Copy nothing but the text: repeat each entry exactly and drop the images.

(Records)
+ + + + + + +

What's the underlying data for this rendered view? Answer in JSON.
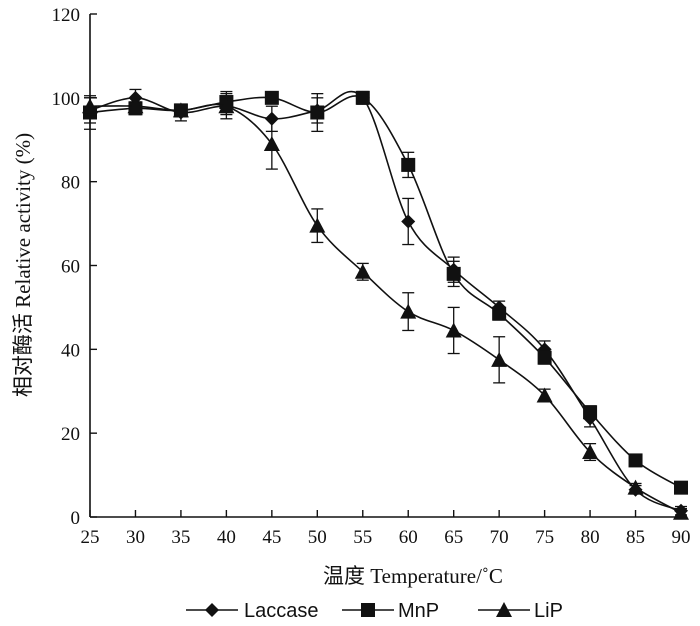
{
  "chart_data": {
    "type": "line",
    "xlabel": "温度 Temperature/˚C",
    "ylabel": "相对酶活 Relative activity (%)",
    "x": [
      25,
      30,
      35,
      40,
      45,
      50,
      55,
      60,
      65,
      70,
      75,
      80,
      85,
      90
    ],
    "xticks": [
      "25",
      "30",
      "35",
      "40",
      "45",
      "50",
      "55",
      "60",
      "65",
      "70",
      "75",
      "80",
      "85",
      "90"
    ],
    "yticks": [
      "0",
      "20",
      "40",
      "60",
      "80",
      "100",
      "120"
    ],
    "xlim": [
      25,
      90
    ],
    "ylim": [
      0,
      120
    ],
    "legend_position": "bottom",
    "series": [
      {
        "name": "Laccase",
        "marker": "diamond",
        "values": [
          97,
          100,
          96.5,
          98,
          95,
          97,
          100,
          70.5,
          59,
          50,
          40,
          23.5,
          6.5,
          1.5
        ],
        "errors": [
          3,
          2,
          2,
          3,
          3,
          3,
          1,
          5.5,
          3,
          1.5,
          2,
          2,
          1,
          1
        ]
      },
      {
        "name": "MnP",
        "marker": "square",
        "values": [
          96.5,
          97.5,
          97,
          99,
          100,
          96.5,
          100,
          84,
          58,
          48.5,
          38,
          25,
          13.5,
          7
        ],
        "errors": [
          4,
          1.5,
          1,
          2.5,
          1,
          4.5,
          1.5,
          3,
          3,
          1.5,
          1.5,
          1.5,
          1,
          1
        ]
      },
      {
        "name": "LiP",
        "marker": "triangle",
        "values": [
          98,
          98,
          97,
          98,
          89,
          69.5,
          58.5,
          49,
          44.5,
          37.5,
          29,
          15.5,
          7,
          1
        ],
        "errors": [
          2,
          1,
          1.5,
          2,
          6,
          4,
          2,
          4.5,
          5.5,
          5.5,
          1.5,
          2,
          1,
          1
        ]
      }
    ]
  }
}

+ + + + + + +

▶ _Result below_:
What's the underlying data for this rendered view? Answer in JSON.
{
  "chart_data": {
    "type": "line",
    "xlabel": "温度 Temperature/˚C",
    "ylabel": "相对酶活 Relative activity (%)",
    "x": [
      25,
      30,
      35,
      40,
      45,
      50,
      55,
      60,
      65,
      70,
      75,
      80,
      85,
      90
    ],
    "xticks": [
      "25",
      "30",
      "35",
      "40",
      "45",
      "50",
      "55",
      "60",
      "65",
      "70",
      "75",
      "80",
      "85",
      "90"
    ],
    "yticks": [
      "0",
      "20",
      "40",
      "60",
      "80",
      "100",
      "120"
    ],
    "xlim": [
      25,
      90
    ],
    "ylim": [
      0,
      120
    ],
    "legend_position": "bottom",
    "series": [
      {
        "name": "Laccase",
        "marker": "diamond",
        "values": [
          97,
          100,
          96.5,
          98,
          95,
          97,
          100,
          70.5,
          59,
          50,
          40,
          23.5,
          6.5,
          1.5
        ],
        "errors": [
          3,
          2,
          2,
          3,
          3,
          3,
          1,
          5.5,
          3,
          1.5,
          2,
          2,
          1,
          1
        ]
      },
      {
        "name": "MnP",
        "marker": "square",
        "values": [
          96.5,
          97.5,
          97,
          99,
          100,
          96.5,
          100,
          84,
          58,
          48.5,
          38,
          25,
          13.5,
          7
        ],
        "errors": [
          4,
          1.5,
          1,
          2.5,
          1,
          4.5,
          1.5,
          3,
          3,
          1.5,
          1.5,
          1.5,
          1,
          1
        ]
      },
      {
        "name": "LiP",
        "marker": "triangle",
        "values": [
          98,
          98,
          97,
          98,
          89,
          69.5,
          58.5,
          49,
          44.5,
          37.5,
          29,
          15.5,
          7,
          1
        ],
        "errors": [
          2,
          1,
          1.5,
          2,
          6,
          4,
          2,
          4.5,
          5.5,
          5.5,
          1.5,
          2,
          1,
          1
        ]
      }
    ]
  }
}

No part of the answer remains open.